PROBLEM DETAILS: Could you rewrite the records below, changing each "y-tick-label" to "y-axis-label" and keeping everything else the same?

· · · · ·

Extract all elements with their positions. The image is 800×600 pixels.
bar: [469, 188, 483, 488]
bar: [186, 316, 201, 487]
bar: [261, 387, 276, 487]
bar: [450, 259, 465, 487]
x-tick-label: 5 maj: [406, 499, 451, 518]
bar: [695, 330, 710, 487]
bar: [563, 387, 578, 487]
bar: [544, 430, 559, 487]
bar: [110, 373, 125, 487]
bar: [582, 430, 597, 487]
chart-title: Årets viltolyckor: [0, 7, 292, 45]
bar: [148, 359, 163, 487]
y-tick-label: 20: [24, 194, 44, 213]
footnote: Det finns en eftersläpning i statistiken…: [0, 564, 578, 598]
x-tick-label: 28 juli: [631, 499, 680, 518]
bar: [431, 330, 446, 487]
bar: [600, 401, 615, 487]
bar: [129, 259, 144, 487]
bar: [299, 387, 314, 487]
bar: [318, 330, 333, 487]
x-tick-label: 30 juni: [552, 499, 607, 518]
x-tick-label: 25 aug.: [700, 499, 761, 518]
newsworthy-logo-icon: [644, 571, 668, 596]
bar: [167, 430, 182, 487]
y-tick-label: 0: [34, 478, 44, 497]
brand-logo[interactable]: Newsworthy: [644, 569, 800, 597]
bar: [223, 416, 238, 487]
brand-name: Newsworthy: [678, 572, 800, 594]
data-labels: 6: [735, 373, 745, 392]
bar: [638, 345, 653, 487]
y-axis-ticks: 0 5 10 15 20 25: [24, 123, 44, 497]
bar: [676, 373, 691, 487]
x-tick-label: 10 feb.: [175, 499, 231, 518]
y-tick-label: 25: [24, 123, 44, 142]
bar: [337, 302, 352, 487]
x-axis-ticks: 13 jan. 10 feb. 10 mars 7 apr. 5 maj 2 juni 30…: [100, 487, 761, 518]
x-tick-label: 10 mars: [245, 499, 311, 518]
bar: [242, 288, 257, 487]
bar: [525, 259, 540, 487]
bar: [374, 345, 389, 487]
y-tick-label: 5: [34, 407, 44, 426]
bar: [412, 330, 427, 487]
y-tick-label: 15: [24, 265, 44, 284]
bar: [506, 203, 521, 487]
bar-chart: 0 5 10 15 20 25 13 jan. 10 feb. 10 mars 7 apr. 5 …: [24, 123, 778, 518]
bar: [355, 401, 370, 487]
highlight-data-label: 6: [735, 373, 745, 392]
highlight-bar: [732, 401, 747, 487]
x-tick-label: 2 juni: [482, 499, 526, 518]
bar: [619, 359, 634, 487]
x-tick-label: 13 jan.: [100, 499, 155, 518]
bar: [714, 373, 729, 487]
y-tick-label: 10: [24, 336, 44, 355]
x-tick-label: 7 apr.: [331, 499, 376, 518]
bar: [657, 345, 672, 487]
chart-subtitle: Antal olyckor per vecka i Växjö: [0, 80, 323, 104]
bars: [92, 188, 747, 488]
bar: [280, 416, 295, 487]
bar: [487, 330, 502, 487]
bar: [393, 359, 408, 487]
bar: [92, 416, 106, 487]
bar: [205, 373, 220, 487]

· · · · ·

EXERCISE OUTPUT:
Extract all elements with their positions. The image is 800×600 pixels.
bar: [469, 188, 483, 488]
bar: [186, 316, 201, 487]
bar: [261, 387, 276, 487]
bar: [450, 259, 465, 487]
x-tick-label: 5 maj: [406, 499, 451, 518]
bar: [695, 330, 710, 487]
bar: [563, 387, 578, 487]
bar: [544, 430, 559, 487]
bar: [110, 373, 125, 487]
bar: [582, 430, 597, 487]
chart-title: Årets viltolyckor: [0, 7, 292, 45]
bar: [148, 359, 163, 487]
y-axis-label: 20: [24, 194, 44, 213]
footnote: Det finns en eftersläpning i statistiken…: [0, 564, 578, 598]
x-tick-label: 28 juli: [631, 499, 680, 518]
bar: [431, 330, 446, 487]
bar: [600, 401, 615, 487]
bar: [129, 259, 144, 487]
bar: [299, 387, 314, 487]
bar: [318, 330, 333, 487]
x-tick-label: 30 juni: [552, 499, 607, 518]
x-tick-label: 25 aug.: [700, 499, 761, 518]
newsworthy-logo-icon: [644, 571, 668, 596]
bar: [167, 430, 182, 487]
y-axis-label: 0: [34, 478, 44, 497]
brand-logo[interactable]: Newsworthy: [644, 569, 800, 597]
bar: [223, 416, 238, 487]
brand-name: Newsworthy: [678, 572, 800, 594]
data-labels: 6: [735, 373, 745, 392]
bar: [638, 345, 653, 487]
y-axis-ticks: 0 5 10 15 20 25: [24, 123, 44, 497]
bar: [676, 373, 691, 487]
x-tick-label: 10 feb.: [175, 499, 231, 518]
y-axis-label: 25: [24, 123, 44, 142]
bar: [337, 302, 352, 487]
x-axis-ticks: 13 jan. 10 feb. 10 mars 7 apr. 5 maj 2 juni 30…: [100, 487, 761, 518]
x-tick-label: 10 mars: [245, 499, 311, 518]
bar: [242, 288, 257, 487]
bar: [525, 259, 540, 487]
bar: [374, 345, 389, 487]
y-axis-label: 5: [34, 407, 44, 426]
bar: [412, 330, 427, 487]
y-axis-label: 15: [24, 265, 44, 284]
bar: [506, 203, 521, 487]
bar-chart: 0 5 10 15 20 25 13 jan. 10 feb. 10 mars 7 apr. 5 …: [24, 123, 778, 518]
bar: [355, 401, 370, 487]
highlight-data-label: 6: [735, 373, 745, 392]
highlight-bar: [732, 401, 747, 487]
x-tick-label: 2 juni: [482, 499, 526, 518]
bar: [619, 359, 634, 487]
x-tick-label: 13 jan.: [100, 499, 155, 518]
bar: [714, 373, 729, 487]
y-axis-label: 10: [24, 336, 44, 355]
x-tick-label: 7 apr.: [331, 499, 376, 518]
bar: [657, 345, 672, 487]
chart-subtitle: Antal olyckor per vecka i Växjö: [0, 80, 323, 104]
bars: [92, 188, 747, 488]
bar: [280, 416, 295, 487]
bar: [487, 330, 502, 487]
bar: [393, 359, 408, 487]
bar: [92, 416, 106, 487]
bar: [205, 373, 220, 487]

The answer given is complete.